[EXERCICE COURT 1]
Recopiez à l'identique les lignes des enregistrements, de la ligne contenant "data-point: [407, 247, 417, 256]" jusqu'à la ligne contenant "data-point: [393, 226, 402, 235]", ces deux lignes incluses.

Mission D’observation Electorale De L’union Africaine Pour Le Second Tour De L’election Presidentielle Du 29 Decembre 2019 En Republique De Guinee-Bissau
Mission D’observation Electorale De L’union Africaine Pour Le Second Tour De L’election Presidentielle Du 29 Decembre 2019 En Republique De Guinee-Bissau
décembre 30, 2019
DECLARATION PRELIMINAIRE
1. INTRODUCTION
Le second tour de l’élection présidentielle du 29 décembre 2019 constitue un tournant historique dans le système politique. Les électeurs ont voté dans le calme et la sérénité. Ils ont fait preuve de maturité démocratique.
Suite à l’invitation du Gouvernement Bissau-guinéen, le Président de la Commission de l’Union Africaine (UA), Son Excellence Monsieur (SEM) Moussa Faki Mahamat, a dépêché une Mission d’Observation Electorale (MOEUA) pour suivre le déroulement du scrutin. Elle est conduite par SE Dr Joaquim Rafael BRANCO, ancien Premier Ministre de la République Démocratique de São Tomé e Principe. Elle comporte 13 Observateurs de Long Terme (OLT) et 40 Observateurs de Court Terme (OCT) répartis en 28 équipes. Les OLT ont été déployés dans le pays depuis le 19 novembre 2019. Ils y resteront jusqu’au 5 janvier 2020. Les OCT étaient arrivés le 22 décembre 2019. Ils y seront jusqu’au 3 janvier 2020.

[ENREGISTREMENTS FOURNIS]

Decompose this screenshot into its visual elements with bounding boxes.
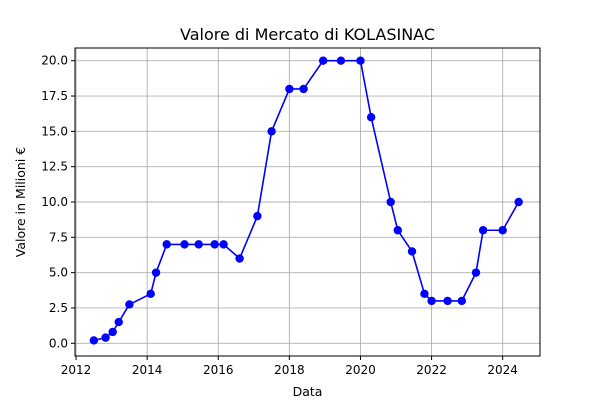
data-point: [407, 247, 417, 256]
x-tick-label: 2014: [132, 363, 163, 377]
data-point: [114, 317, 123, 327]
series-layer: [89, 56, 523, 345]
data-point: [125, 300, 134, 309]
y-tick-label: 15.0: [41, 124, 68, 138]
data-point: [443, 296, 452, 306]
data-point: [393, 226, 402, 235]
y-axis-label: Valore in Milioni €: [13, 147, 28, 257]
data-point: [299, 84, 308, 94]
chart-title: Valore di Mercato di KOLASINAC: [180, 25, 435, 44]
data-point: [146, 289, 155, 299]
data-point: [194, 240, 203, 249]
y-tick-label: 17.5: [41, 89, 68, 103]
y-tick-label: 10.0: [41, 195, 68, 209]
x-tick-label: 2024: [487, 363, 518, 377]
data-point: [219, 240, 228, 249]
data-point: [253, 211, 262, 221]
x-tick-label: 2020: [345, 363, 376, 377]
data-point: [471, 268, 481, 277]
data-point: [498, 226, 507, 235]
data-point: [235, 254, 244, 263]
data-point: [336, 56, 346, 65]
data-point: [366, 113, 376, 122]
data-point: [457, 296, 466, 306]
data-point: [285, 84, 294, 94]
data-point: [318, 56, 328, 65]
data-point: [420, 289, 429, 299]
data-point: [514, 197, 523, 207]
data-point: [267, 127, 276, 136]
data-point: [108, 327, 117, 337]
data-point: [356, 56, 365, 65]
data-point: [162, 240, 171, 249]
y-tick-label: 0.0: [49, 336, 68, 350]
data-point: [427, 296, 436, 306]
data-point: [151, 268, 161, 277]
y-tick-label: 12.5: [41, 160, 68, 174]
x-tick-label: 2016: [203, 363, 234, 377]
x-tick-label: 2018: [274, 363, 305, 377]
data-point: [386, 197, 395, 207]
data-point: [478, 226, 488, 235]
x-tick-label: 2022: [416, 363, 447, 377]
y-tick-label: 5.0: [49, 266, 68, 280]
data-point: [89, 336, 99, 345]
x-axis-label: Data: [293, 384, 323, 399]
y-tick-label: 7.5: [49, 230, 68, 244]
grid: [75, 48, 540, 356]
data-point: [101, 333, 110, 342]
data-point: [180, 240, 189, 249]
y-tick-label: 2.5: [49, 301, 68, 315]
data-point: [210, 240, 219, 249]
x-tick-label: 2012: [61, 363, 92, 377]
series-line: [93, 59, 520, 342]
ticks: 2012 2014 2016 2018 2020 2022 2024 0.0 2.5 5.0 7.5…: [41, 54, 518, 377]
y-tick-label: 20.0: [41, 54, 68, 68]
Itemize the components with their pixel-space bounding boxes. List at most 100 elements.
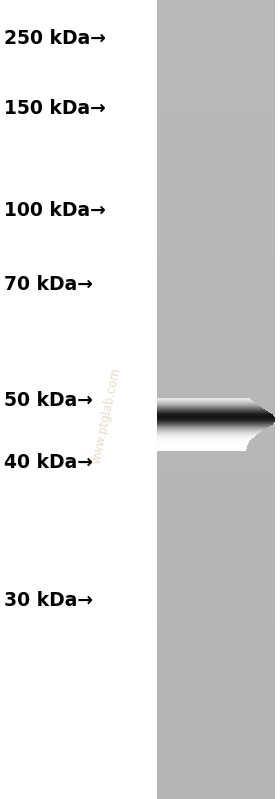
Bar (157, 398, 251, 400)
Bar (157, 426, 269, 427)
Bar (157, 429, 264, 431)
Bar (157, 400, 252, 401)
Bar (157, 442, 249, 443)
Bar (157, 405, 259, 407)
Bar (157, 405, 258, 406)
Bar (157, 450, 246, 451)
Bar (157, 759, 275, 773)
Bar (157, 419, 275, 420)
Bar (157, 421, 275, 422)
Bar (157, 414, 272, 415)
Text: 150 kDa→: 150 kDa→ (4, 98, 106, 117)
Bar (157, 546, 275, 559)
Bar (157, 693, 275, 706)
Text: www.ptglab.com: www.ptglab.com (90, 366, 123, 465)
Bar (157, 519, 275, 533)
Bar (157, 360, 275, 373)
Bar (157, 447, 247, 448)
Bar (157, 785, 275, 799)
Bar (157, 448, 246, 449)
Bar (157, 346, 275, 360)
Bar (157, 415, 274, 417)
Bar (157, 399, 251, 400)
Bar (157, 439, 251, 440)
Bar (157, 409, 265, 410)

[EXERCICE COURT 2]
Répondez brièvement à ces questions sur la déclaration préliminaire :
(a) Selon la déclaration, dans quel climat les électeurs ont-ils voté ?
(b) Qui conduit la mission d'observation électorale ?
(c) Jusqu'à quelle date les observateurs de court terme resteront-ils dans le pays ?

[RÉPONSE ÉCRITE 1]
data-point: [407, 247, 417, 256]
x-tick-label: 2014: [132, 363, 163, 377]
data-point: [114, 317, 123, 327]
series-layer: [89, 56, 523, 345]
data-point: [125, 300, 134, 309]
y-tick-label: 15.0: [41, 124, 68, 138]
data-point: [443, 296, 452, 306]
data-point: [393, 226, 402, 235]

[RÉPONSE ÉCRITE 2]
(a) Dans le calme et la sérénité.
(b) SE Dr Joaquim Rafael BRANCO, ancien Premier Ministre de la République Démocratique de São Tomé e Principe.
(c) Jusqu'au 3 janvier 2020.